Stored records:
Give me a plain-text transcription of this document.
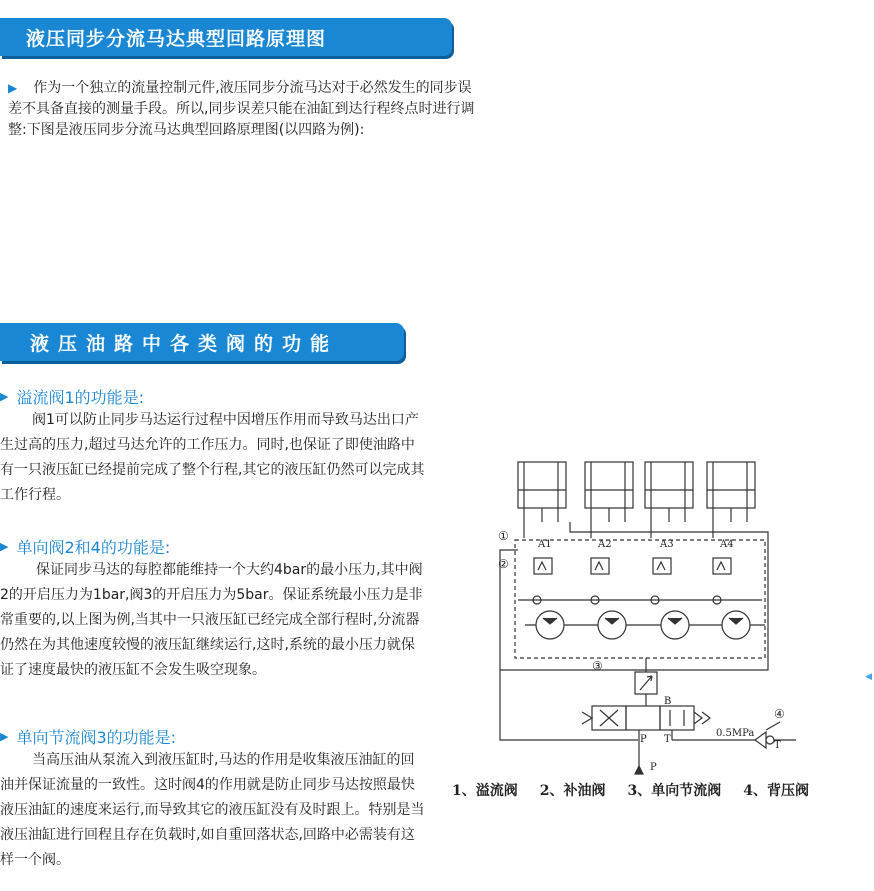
液压同步分流马达典型回路原理图
▶ 作为一个独立的流量控制元件,液压同步分流马达对于必然发生的同步误差不具备直接的测量手段。所以,同步误差只能在油缸到达行程终点时进行调整:下图是液压同步分流马达典型回路原理图(以四路为例):
液压油路中各类阀的功能
▶ 溢流阀1的功能是:
阀1可以防止同步马达运行过程中因增压作用而导致马达出口产生过高的压力,超过马达允许的工作压力。同时,也保证了即使油路中有一只液压缸已经提前完成了整个行程,其它的液压缸仍然可以完成其工作行程。
▶ 单向阀2和4的功能是:
保证同步马达的每腔都能维持一个大约4bar的最小压力,其中阀2的开启压力为1bar,阀3的开启压力为5bar。保证系统最小压力是非常重要的,以上图为例,当其中一只液压缸已经完成全部行程时,分流器仍然在为其他速度较慢的液压缸继续运行,这时,系统的最小压力就保证了速度最快的液压缸不会发生吸空现象。
▶ 单向节流阀3的功能是:
当高压油从泵流入到液压缸时,马达的作用是收集液压油缸的回油并保证流量的一致性。这时阀4的作用就是防止同步马达按照最快液压油缸的速度来运行,而导致其它的液压缸没有及时跟上。特别是当液压油缸进行回程且存在负载时,如自重回落状态,回路中必需装有这样一个阀。
A1	A2	A3	A4
①
②
③
④
B
P T
0.5MPa
T
P
1、溢流阀 2、补油阀 3、单向节流阀 4、背压阀
◀
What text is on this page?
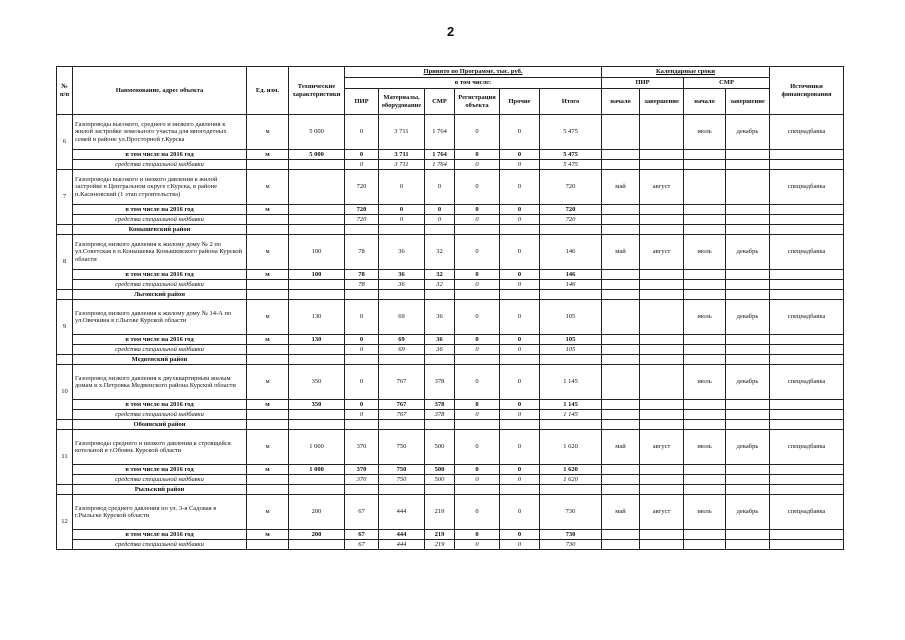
2
№ п/п	Наименование, адрес объекта	Ед. изм.	Технические характеристики	Принято по Программе, тыс. руб.						Календарные сроки				Источники финансирования
				в том числе:						ПИР		СМР		
				ПИР	Материалы, оборудование	СМР	Регистрация объекта	Прочие	Итого	начало	завершение	начало	завершение	
6	Газопроводы высокого, среднего и низкого давления к жилой застройке земельного участка для многодетных семей в районе ул.Просторной г.Курска	м	5 000	0	3 711	1 764	0	0	5 475			июль	декабрь	спецнадбавка
	в том числе на 2016 год	м	5 000	0	3 711	1 764	0	0	5 475					
	средства специальной надбавки			0	3 711	1 764	0	0	5 475					
7	Газопроводы высокого и низкого давления к жилой застройке в Центральном округе г.Курска, в районе п.Касиновский (1 этап строительства)	м		720	0	0	0	0	720	май	август			спецнадбавка
	в том числе на 2016 год	м		720	0	0	0	0	720					
	средства специальной надбавки			720	0	0	0	0	720					
	Конышевский район													
8	Газопровод низкого давления к жилому дому № 2 по ул.Советская в п.Конышевка Конышевского района Курской области	м	100	78	36	32	0	0	146	май	август	июль	декабрь	спецнадбавка
	в том числе на 2016 год	м	100	78	36	32	0	0	146					
	средства специальной надбавки			78	36	32	0	0	146					
	Льговский район													
9	Газопровод низкого давления к жилому дому № 14-А по ул.Овечкина в г.Льгове Курской области	м	130	0	69	36	0	0	105			июль	декабрь	спецнадбавка
	в том числе на 2016 год	м	130	0	69	36	0	0	105					
	средства специальной надбавки			0	69	36	0	0	105					
	Медвенский район													
10	Газопровод низкого давления к двухквартирным жилым домам в х.Петровка Медвенского района Курской области	м	350	0	767	378	0	0	1 145			июль	декабрь	спецнадбавка
	в том числе на 2016 год	м	350	0	767	378	0	0	1 145					
	средства специальной надбавки			0	767	378	0	0	1 145					
	Обоянский район													
11	Газопроводы среднего и низкого давления к строящейся котельной в г.Обоянь Курской области	м	1 000	370	750	500	0	0	1 620	май	август	июль	декабрь	спецнадбавка
	в том числе на 2016 год	м	1 000	370	750	500	0	0	1 620					
	средства специальной надбавки			370	750	500	0	0	1 620					
	Рыльский район													
12	Газопровод среднего давления по ул. 3-я Садовая в г.Рыльске Курской области	м	200	67	444	219	0	0	730	май	август	июль	декабрь	спецнадбавка
	в том числе на 2016 год	м	200	67	444	219	0	0	730					
	средства специальной надбавки			67	444	219	0	0	730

- **Stated goal**:
Pick out and copy the lines of the entries that hold the string "июль".

- **Answer**:
6	Газопроводы высокого, среднего и низкого давления к жилой застройке земельного участка для многодетных семей в районе ул.Просторной г.Курска	м	5 000	0	3 711	1 764	0	0	5 475			июль	декабрь	спецнадбавка
8	Газопровод низкого давления к жилому дому № 2 по ул.Советская в п.Конышевка Конышевского района Курской области	м	100	78	36	32	0	0	146	май	август	июль	декабрь	спецнадбавка
9	Газопровод низкого давления к жилому дому № 14-А по ул.Овечкина в г.Льгове Курской области	м	130	0	69	36	0	0	105			июль	декабрь	спецнадбавка
10	Газопровод низкого давления к двухквартирным жилым домам в х.Петровка Медвенского района Курской области	м	350	0	767	378	0	0	1 145			июль	декабрь	спецнадбавка
11	Газопроводы среднего и низкого давления к строящейся котельной в г.Обоянь Курской области	м	1 000	370	750	500	0	0	1 620	май	август	июль	декабрь	спецнадбавка
12	Газопровод среднего давления по ул. 3-я Садовая в г.Рыльске Курской области	м	200	67	444	219	0	0	730	май	август	июль	декабрь	спецнадбавка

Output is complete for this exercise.